> WRITTEN PROBLEM:
How many of the lines that follow contain the word "sind"? Give only the number.

> Extracted data entries:
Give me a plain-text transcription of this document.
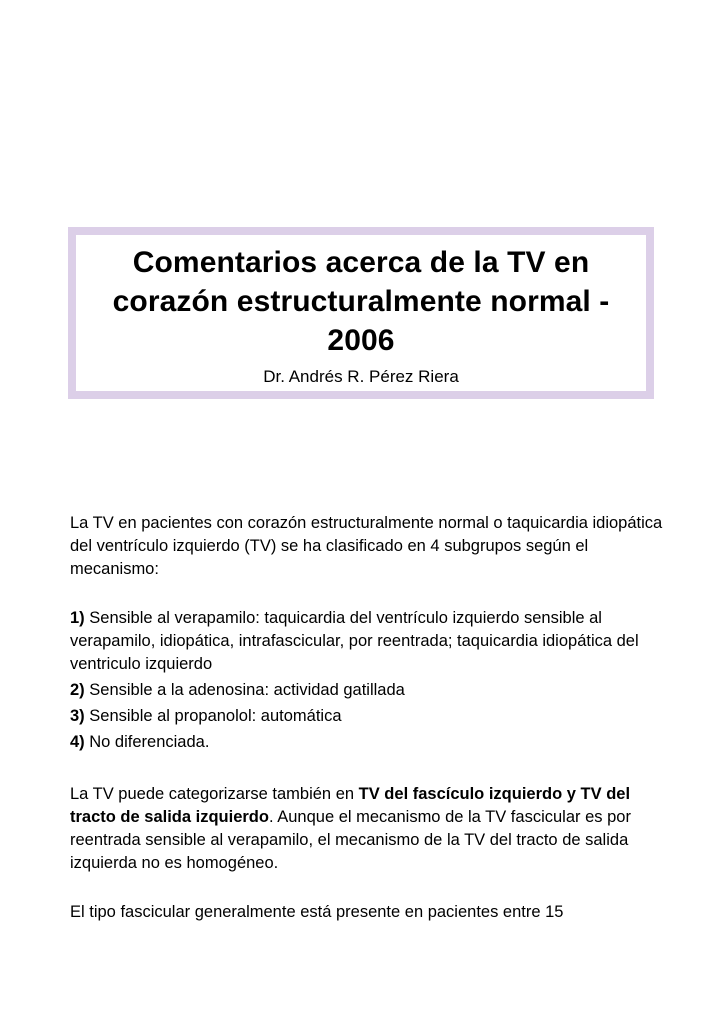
Comentarios acerca de la TV en corazón estructuralmente normal - 2006
Dr. Andrés R. Pérez Riera

La TV en pacientes con corazón estructuralmente normal o taquicardia idiopática del ventrículo izquierdo (TV) se ha clasificado en 4 subgrupos según el mecanismo:

1) Sensible al verapamilo: taquicardia del ventrículo izquierdo sensible al verapamilo, idiopática, intrafascicular, por reentrada; taquicardia idiopática del ventriculo izquierdo
2) Sensible a la adenosina: actividad gatillada
3) Sensible al propanolol: automática
4) No diferenciada.

La TV puede categorizarse también en TV del fascículo izquierdo y TV del tracto de salida izquierdo. Aunque el mecanismo de la TV fascicular es por reentrada sensible al verapamilo, el mecanismo de la TV del tracto de salida izquierda no es homogéneo.

El tipo fascicular generalmente está presente en pacientes entre 15
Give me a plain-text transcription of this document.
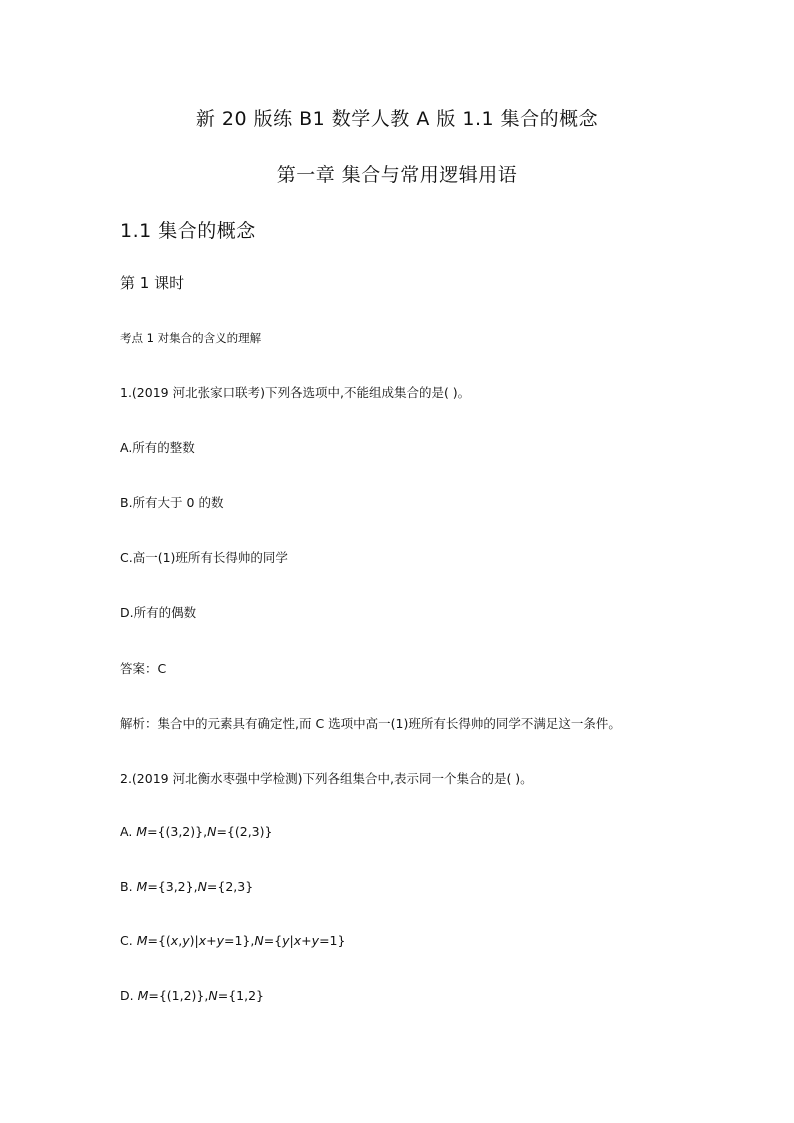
新 20 版练 B1 数学人教 A 版 1.1 集合的概念
第一章 集合与常用逻辑用语
1.1 集合的概念
第 1 课时
考点 1 对集合的含义的理解
1.(2019 河北张家口联考)下列各选项中,不能组成集合的是( )。
A.所有的整数
B.所有大于 0 的数
C.高一(1)班所有长得帅的同学
D.所有的偶数
答案：C
解析：集合中的元素具有确定性,而 C 选项中高一(1)班所有长得帅的同学不满足这一条件。
2.(2019 河北衡水枣强中学检测)下列各组集合中,表示同一个集合的是( )。
A. M={(3,2)},N={(2,3)}
B. M={3,2},N={2,3}
C. M={(x,y)|x+y=1},N={y|x+y=1}
D. M={(1,2)},N={1,2}
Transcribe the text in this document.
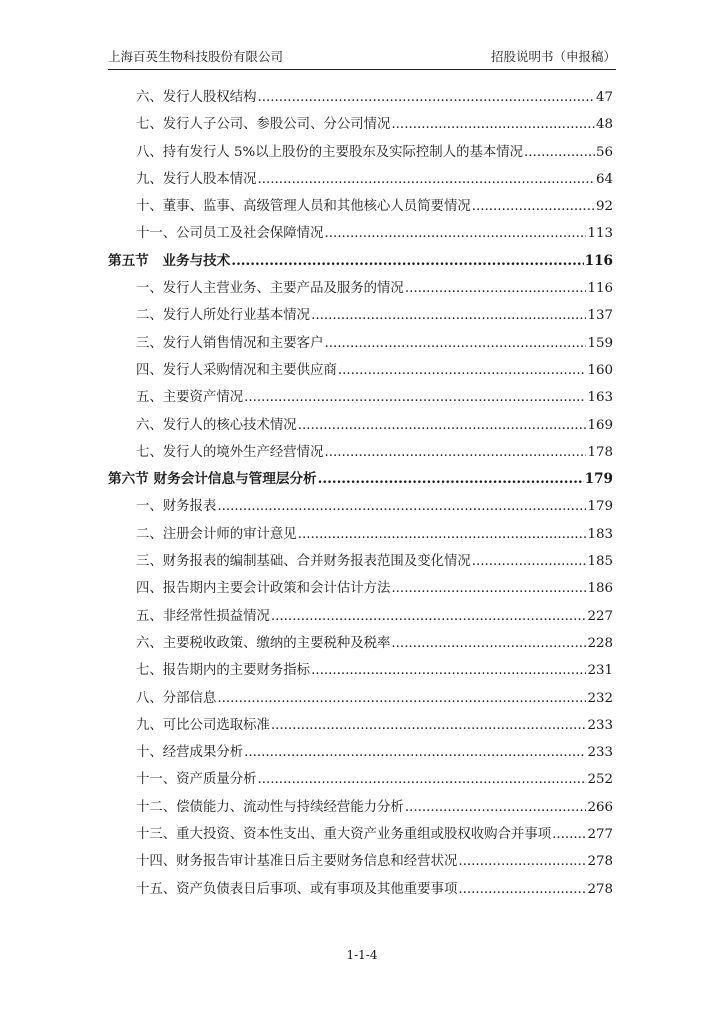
上海百英生物科技股份有限公司	招股说明书（申报稿）
六、发行人股权结构 .....	47
七、发行人子公司、参股公司、分公司情况 .....	48
八、持有发行人 5%以上股份的主要股东及实际控制人的基本情况 .....	56
九、发行人股本情况 .....	64
十、董事、监事、高级管理人员和其他核心人员简要情况 .....	92
十一、公司员工及社会保障情况 .....	113
第五节　业务与技术 .....	116
一、发行人主营业务、主要产品及服务的情况 .....	116
二、发行人所处行业基本情况 .....	137
三、发行人销售情况和主要客户 .....	159
四、发行人采购情况和主要供应商 .....	160
五、主要资产情况 .....	163
六、发行人的核心技术情况 .....	169
七、发行人的境外生产经营情况 .....	178
第六节 财务会计信息与管理层分析 .....	179
一、财务报表 .....	179
二、注册会计师的审计意见 .....	183
三、财务报表的编制基础、合并财务报表范围及变化情况 .....	185
四、报告期内主要会计政策和会计估计方法 .....	186
五、非经常性损益情况 .....	227
六、主要税收政策、缴纳的主要税种及税率 .....	228
七、报告期内的主要财务指标 .....	231
八、分部信息 .....	232
九、可比公司选取标准 .....	233
十、经营成果分析 .....	233
十一、资产质量分析 .....	252
十二、偿债能力、流动性与持续经营能力分析 .....	266
十三、重大投资、资本性支出、重大资产业务重组或股权收购合并事项 .....	277
十四、财务报告审计基准日后主要财务信息和经营状况 .....	278
十五、资产负债表日后事项、或有事项及其他重要事项 .....	278
1-1-4
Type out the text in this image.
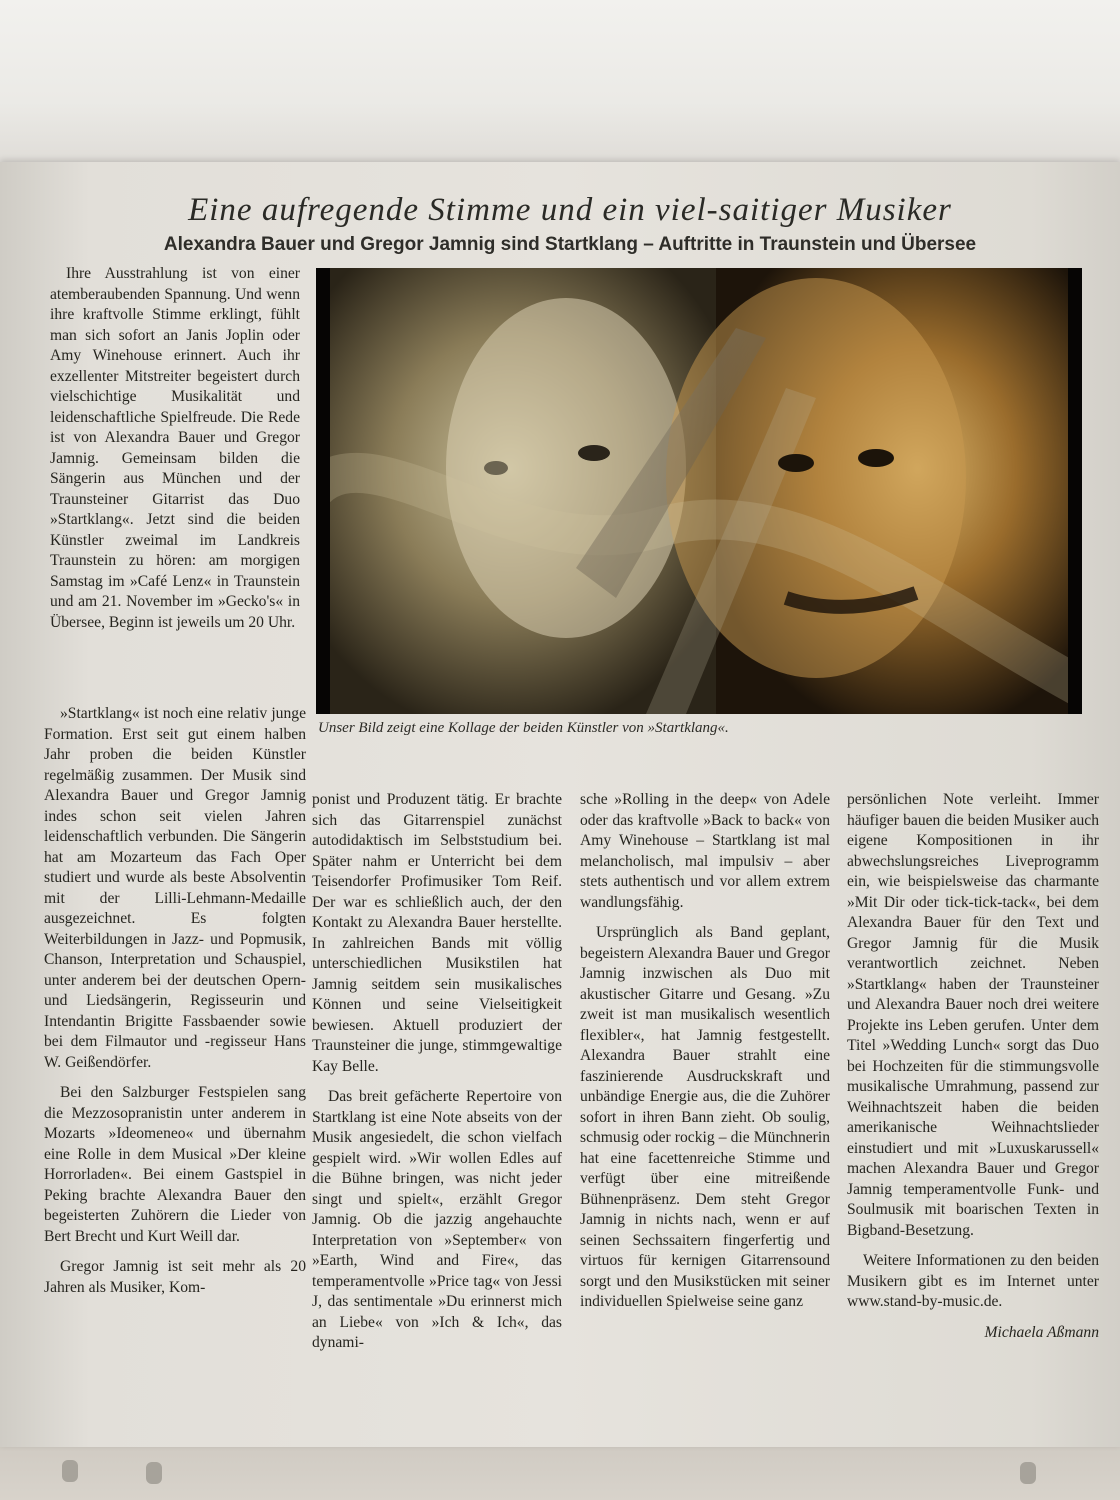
Eine aufregende Stimme und ein viel-saitiger Musiker
Alexandra Bauer und Gregor Jamnig sind Startklang – Auftritte in Traunstein und Übersee

Ihre Ausstrahlung ist von einer atemberaubenden Spannung. Und wenn ihre kraftvolle Stimme erklingt, fühlt man sich sofort an Janis Joplin oder Amy Winehouse erinnert. Auch ihr exzellenter Mitstreiter begeistert durch vielschichtige Musikalität und leidenschaftliche Spielfreude. Die Rede ist von Alexandra Bauer und Gregor Jamnig. Gemeinsam bilden die Sängerin aus München und der Traunsteiner Gitarrist das Duo »Startklang«. Jetzt sind die beiden Künstler zweimal im Landkreis Traunstein zu hören: am morgigen Samstag im »Café Lenz« in Traunstein und am 21. November im »Gecko's« in Übersee, Beginn ist jeweils um 20 Uhr.

Unser Bild zeigt eine Kollage der beiden Künstler von »Startklang«.

»Startklang« ist noch eine relativ junge Formation. Erst seit gut einem halben Jahr proben die beiden Künstler regelmäßig zusammen. Der Musik sind Alexandra Bauer und Gregor Jamnig indes schon seit vielen Jahren leidenschaftlich verbunden. Die Sängerin hat am Mozarteum das Fach Oper studiert und wurde als beste Absolventin mit der Lilli-Lehmann-Medaille ausgezeichnet. Es folgten Weiterbildungen in Jazz- und Popmusik, Chanson, Interpretation und Schauspiel, unter anderem bei der deutschen Opern- und Liedsängerin, Regisseurin und Intendantin Brigitte Fassbaender sowie bei dem Filmautor und -regisseur Hans W. Geißendörfer.

Bei den Salzburger Festspielen sang die Mezzosopranistin unter anderem in Mozarts »Ideomeneo« und übernahm eine Rolle in dem Musical »Der kleine Horrorladen«. Bei einem Gastspiel in Peking brachte Alexandra Bauer den begeisterten Zuhörern die Lieder von Bert Brecht und Kurt Weill dar.

Gregor Jamnig ist seit mehr als 20 Jahren als Musiker, Kom-

ponist und Produzent tätig. Er brachte sich das Gitarrenspiel zunächst autodidaktisch im Selbststudium bei. Später nahm er Unterricht bei dem Teisendorfer Profimusiker Tom Reif. Der war es schließlich auch, der den Kontakt zu Alexandra Bauer herstellte. In zahlreichen Bands mit völlig unterschiedlichen Musikstilen hat Jamnig seitdem sein musikalisches Können und seine Vielseitigkeit bewiesen. Aktuell produziert der Traunsteiner die junge, stimmgewaltige Kay Belle.

Das breit gefächerte Repertoire von Startklang ist eine Note abseits von der Musik angesiedelt, die schon vielfach gespielt wird. »Wir wollen Edles auf die Bühne bringen, was nicht jeder singt und spielt«, erzählt Gregor Jamnig. Ob die jazzig angehauchte Interpretation von »September« von »Earth, Wind and Fire«, das temperamentvolle »Price tag« von Jessi J, das sentimentale »Du erinnerst mich an Liebe« von »Ich & Ich«, das dynami-

sche »Rolling in the deep« von Adele oder das kraftvolle »Back to back« von Amy Winehouse – Startklang ist mal melancholisch, mal impulsiv – aber stets authentisch und vor allem extrem wandlungsfähig.

Ursprünglich als Band geplant, begeistern Alexandra Bauer und Gregor Jamnig inzwischen als Duo mit akustischer Gitarre und Gesang. »Zu zweit ist man musikalisch wesentlich flexibler«, hat Jamnig festgestellt. Alexandra Bauer strahlt eine faszinierende Ausdruckskraft und unbändige Energie aus, die die Zuhörer sofort in ihren Bann zieht. Ob soulig, schmusig oder rockig – die Münchnerin hat eine facettenreiche Stimme und verfügt über eine mitreißende Bühnenpräsenz. Dem steht Gregor Jamnig in nichts nach, wenn er auf seinen Sechssaitern fingerfertig und virtuos für kernigen Gitarrensound sorgt und den Musikstücken mit seiner individuellen Spielweise seine ganz

persönlichen Note verleiht. Immer häufiger bauen die beiden Musiker auch eigene Kompositionen in ihr abwechslungsreiches Liveprogramm ein, wie beispielsweise das charmante »Mit Dir oder tick-tick-tack«, bei dem Alexandra Bauer für den Text und Gregor Jamnig für die Musik verantwortlich zeichnet. Neben »Startklang« haben der Traunsteiner und Alexandra Bauer noch drei weitere Projekte ins Leben gerufen. Unter dem Titel »Wedding Lunch« sorgt das Duo bei Hochzeiten für die stimmungsvolle musikalische Umrahmung, passend zur Weihnachtszeit haben die beiden amerikanische Weihnachtslieder einstudiert und mit »Luxuskarussell« machen Alexandra Bauer und Gregor Jamnig temperamentvolle Funk- und Soulmusik mit boarischen Texten in Bigband-Besetzung.

Weitere Informationen zu den beiden Musikern gibt es im Internet unter www.stand-by-music.de.

Michaela Aßmann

> WRITTEN RESPONSE:
3